Set task: Pick out each line below containing "include".
==========
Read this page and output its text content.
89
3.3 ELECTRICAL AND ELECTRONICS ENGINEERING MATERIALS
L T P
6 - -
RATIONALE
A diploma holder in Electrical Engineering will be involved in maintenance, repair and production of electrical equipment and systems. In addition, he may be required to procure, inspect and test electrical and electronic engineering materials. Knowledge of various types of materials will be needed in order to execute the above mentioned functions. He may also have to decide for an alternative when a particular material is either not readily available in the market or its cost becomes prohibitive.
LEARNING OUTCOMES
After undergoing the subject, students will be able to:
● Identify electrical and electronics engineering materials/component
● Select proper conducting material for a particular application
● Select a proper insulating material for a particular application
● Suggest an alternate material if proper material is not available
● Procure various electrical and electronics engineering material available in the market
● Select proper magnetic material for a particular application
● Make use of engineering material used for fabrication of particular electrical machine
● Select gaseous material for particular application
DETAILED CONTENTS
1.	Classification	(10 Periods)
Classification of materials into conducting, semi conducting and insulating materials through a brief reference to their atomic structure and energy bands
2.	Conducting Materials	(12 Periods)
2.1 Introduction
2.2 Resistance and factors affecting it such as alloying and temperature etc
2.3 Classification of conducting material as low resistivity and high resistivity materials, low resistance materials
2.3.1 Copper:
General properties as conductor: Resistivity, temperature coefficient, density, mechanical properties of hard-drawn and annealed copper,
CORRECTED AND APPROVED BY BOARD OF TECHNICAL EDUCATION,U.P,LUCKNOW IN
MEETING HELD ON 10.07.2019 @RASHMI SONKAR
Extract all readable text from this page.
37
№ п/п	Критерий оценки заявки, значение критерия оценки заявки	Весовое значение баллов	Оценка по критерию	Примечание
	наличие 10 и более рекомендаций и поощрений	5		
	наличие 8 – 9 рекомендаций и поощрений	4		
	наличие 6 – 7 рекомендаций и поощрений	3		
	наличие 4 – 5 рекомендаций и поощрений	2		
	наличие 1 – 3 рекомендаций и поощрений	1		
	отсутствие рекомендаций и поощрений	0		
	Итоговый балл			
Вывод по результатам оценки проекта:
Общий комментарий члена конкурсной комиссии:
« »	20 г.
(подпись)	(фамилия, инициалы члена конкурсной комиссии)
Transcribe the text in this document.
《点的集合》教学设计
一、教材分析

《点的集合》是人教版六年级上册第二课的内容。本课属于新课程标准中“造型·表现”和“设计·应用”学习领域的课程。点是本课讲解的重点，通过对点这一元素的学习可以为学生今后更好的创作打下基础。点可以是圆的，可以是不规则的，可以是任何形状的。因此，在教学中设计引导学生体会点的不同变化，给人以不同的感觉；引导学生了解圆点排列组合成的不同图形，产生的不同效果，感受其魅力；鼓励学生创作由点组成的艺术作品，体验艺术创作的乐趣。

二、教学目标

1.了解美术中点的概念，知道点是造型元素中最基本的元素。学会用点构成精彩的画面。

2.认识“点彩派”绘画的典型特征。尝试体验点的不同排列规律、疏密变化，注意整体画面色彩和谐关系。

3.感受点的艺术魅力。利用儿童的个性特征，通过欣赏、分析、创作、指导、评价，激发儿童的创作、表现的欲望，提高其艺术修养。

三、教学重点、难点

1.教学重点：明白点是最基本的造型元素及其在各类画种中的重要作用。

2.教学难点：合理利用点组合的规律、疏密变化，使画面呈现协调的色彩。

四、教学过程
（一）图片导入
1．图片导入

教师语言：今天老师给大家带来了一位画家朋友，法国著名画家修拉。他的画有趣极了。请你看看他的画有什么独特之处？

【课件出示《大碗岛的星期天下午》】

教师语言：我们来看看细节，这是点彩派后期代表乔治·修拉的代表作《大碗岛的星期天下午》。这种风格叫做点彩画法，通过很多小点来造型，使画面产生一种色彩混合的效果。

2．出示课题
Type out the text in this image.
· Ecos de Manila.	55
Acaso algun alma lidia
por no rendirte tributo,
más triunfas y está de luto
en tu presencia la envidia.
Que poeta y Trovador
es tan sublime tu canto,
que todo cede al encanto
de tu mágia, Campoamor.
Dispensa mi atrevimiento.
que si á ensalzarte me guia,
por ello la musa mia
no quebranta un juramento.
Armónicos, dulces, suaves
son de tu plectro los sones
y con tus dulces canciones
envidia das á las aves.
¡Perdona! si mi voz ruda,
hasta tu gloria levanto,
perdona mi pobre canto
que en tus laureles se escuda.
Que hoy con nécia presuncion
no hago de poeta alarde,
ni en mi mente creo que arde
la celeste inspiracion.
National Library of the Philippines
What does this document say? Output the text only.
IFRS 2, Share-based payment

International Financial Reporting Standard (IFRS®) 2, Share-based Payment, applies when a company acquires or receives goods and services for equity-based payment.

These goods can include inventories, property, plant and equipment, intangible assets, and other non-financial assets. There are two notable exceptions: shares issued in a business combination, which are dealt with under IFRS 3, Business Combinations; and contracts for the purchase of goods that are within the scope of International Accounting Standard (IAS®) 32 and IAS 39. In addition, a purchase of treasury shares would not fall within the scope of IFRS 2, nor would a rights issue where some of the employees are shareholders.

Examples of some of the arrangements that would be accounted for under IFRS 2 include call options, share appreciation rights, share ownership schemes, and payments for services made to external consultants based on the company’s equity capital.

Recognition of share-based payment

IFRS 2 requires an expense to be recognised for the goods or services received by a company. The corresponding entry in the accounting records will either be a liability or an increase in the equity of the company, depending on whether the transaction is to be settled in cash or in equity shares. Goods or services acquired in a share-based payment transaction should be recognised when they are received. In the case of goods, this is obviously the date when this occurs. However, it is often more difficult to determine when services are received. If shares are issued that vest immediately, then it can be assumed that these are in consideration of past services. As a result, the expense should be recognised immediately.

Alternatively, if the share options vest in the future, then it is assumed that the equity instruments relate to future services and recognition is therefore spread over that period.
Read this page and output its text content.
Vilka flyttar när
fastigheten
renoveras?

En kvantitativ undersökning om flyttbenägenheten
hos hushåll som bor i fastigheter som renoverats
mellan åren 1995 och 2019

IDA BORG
==========
Solution:
These goods can include inventories, property, plant and equipment, intangible assets, and other non-financial assets. There are two notable exceptions: shares issued in a business combination, which are dealt with under IFRS 3, Business Combinations; and contracts for the purchase of goods that are within the scope of International Accounting Standard (IAS®) 32 and IAS 39. In addition, a purchase of treasury shares would not fall within the scope of IFRS 2, nor would a rights issue where some of the employees are shareholders.
Examples of some of the arrangements that would be accounted for under IFRS 2 include call options, share appreciation rights, share ownership schemes, and payments for services made to external consultants based on the company’s equity capital.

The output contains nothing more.